# start of EXTRACTED ENTRIES

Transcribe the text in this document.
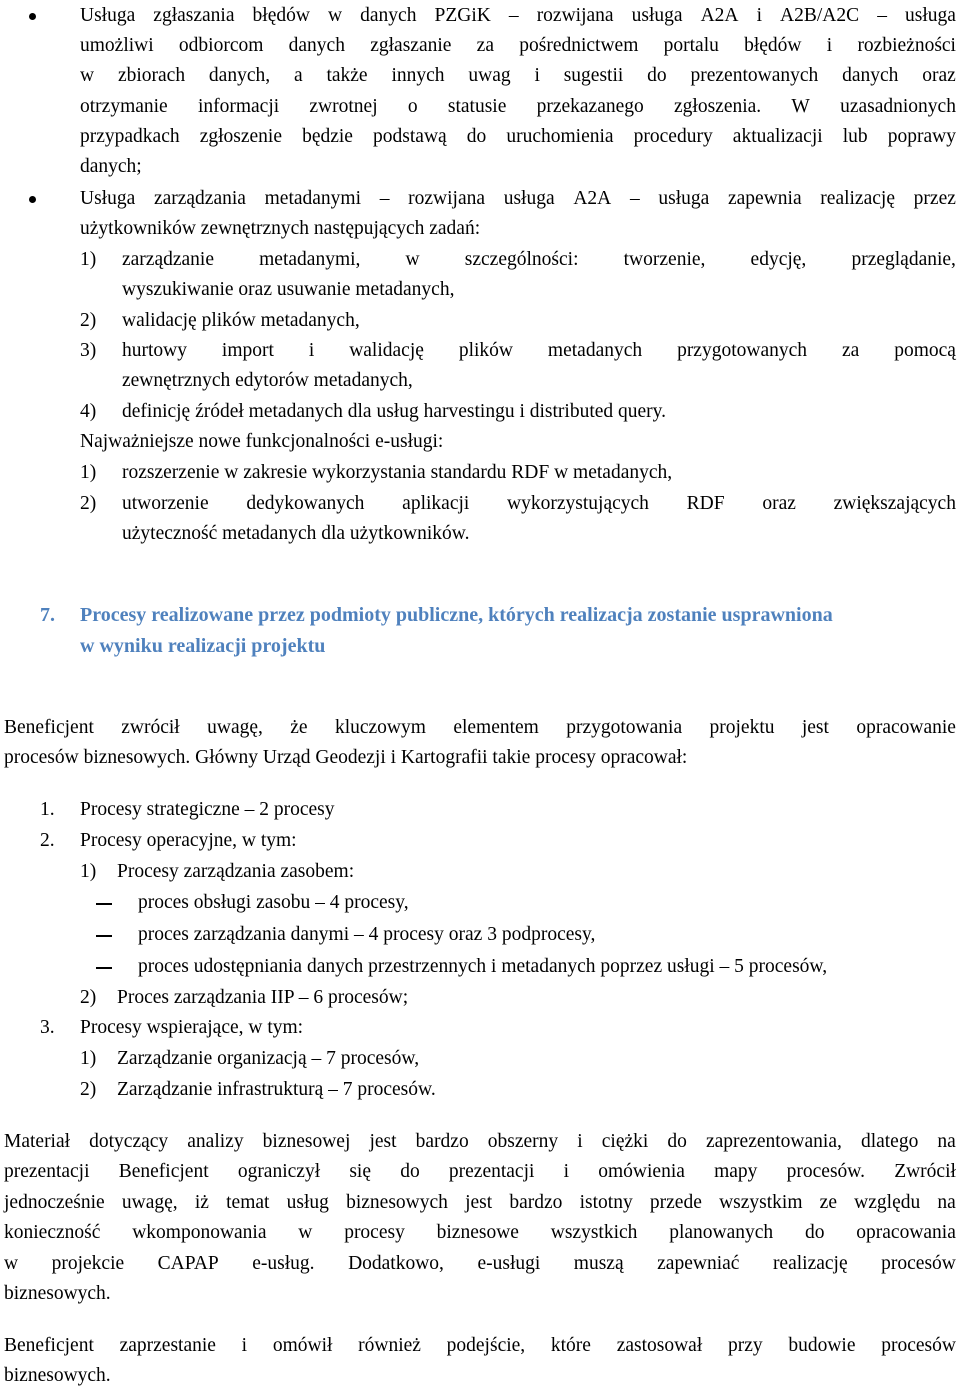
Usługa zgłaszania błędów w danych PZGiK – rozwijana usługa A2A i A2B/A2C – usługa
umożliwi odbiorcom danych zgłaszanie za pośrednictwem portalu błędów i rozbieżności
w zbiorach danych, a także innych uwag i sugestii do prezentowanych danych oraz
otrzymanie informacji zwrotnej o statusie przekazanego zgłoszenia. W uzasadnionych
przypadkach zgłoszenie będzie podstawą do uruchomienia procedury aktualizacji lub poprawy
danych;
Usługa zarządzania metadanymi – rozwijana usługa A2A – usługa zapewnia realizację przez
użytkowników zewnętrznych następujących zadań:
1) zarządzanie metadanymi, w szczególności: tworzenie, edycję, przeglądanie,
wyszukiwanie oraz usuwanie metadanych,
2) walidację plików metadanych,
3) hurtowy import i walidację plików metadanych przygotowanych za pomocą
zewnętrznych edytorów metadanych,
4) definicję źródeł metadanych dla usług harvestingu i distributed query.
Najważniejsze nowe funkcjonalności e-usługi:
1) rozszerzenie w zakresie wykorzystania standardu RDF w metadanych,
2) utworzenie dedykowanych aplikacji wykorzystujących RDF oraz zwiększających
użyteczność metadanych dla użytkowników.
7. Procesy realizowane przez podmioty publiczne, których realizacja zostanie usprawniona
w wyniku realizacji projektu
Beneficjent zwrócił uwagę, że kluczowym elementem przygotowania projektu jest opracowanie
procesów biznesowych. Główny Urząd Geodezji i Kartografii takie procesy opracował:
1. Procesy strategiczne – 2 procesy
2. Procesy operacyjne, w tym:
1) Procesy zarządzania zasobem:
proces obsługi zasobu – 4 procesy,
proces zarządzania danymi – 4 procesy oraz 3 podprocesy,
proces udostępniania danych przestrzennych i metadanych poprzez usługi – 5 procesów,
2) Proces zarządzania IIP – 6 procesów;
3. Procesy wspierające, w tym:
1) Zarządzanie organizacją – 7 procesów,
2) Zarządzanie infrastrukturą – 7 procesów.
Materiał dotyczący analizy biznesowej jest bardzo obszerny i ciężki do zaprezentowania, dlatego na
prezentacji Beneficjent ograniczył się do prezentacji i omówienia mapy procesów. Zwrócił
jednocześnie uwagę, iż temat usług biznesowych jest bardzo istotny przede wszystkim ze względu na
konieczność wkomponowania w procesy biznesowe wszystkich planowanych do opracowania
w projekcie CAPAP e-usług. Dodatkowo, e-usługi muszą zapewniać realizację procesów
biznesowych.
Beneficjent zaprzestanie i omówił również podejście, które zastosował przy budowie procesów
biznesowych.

# end of EXTRACTED ENTRIES
# start of EXTRACTED ENTRIES

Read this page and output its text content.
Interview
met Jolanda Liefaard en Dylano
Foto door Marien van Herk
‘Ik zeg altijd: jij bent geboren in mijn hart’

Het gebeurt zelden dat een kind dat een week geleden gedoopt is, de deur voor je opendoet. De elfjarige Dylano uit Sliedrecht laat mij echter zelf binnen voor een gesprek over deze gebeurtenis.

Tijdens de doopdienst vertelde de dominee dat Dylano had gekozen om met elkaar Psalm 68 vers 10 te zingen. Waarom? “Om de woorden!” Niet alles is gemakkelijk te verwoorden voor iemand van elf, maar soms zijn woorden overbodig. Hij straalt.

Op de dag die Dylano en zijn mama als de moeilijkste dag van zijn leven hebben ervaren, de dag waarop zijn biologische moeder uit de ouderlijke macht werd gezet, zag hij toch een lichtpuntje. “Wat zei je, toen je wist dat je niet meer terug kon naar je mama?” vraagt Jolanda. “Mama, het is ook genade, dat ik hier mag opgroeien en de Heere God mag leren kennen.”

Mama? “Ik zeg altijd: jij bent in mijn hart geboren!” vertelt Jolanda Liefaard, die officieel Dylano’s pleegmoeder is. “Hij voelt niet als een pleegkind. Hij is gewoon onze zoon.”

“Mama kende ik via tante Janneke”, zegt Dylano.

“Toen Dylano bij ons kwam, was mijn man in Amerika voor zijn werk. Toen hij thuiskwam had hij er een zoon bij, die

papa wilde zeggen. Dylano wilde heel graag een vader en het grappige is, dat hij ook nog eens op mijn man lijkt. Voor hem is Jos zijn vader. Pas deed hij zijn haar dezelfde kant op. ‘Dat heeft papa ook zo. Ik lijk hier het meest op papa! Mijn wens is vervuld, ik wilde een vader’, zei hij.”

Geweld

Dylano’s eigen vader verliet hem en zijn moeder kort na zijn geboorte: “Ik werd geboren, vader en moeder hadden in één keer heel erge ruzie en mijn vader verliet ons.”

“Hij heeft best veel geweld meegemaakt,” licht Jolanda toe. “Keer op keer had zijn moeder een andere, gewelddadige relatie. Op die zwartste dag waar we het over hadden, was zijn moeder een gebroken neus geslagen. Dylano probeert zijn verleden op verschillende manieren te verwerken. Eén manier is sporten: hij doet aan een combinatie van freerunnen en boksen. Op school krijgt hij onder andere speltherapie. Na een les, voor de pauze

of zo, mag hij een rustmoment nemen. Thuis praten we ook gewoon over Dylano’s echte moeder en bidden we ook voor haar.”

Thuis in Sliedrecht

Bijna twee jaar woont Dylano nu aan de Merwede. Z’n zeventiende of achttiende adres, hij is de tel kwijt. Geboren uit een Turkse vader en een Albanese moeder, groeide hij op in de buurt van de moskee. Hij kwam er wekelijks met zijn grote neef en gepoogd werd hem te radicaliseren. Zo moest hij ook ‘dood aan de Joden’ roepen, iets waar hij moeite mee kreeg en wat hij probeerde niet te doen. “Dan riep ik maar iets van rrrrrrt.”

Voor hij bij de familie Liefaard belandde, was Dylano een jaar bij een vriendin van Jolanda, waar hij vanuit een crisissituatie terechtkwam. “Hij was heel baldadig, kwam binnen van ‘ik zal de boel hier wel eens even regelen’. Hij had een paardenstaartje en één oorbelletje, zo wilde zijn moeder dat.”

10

# end of EXTRACTED ENTRIES

__BRIEF__.
Where a line in the entries holds "plików", copy that line.

__RESULT FOR THIS TASK__.
2) walidację plików metadanych,
3) hurtowy import i walidację plików metadanych przygotowanych za pomocą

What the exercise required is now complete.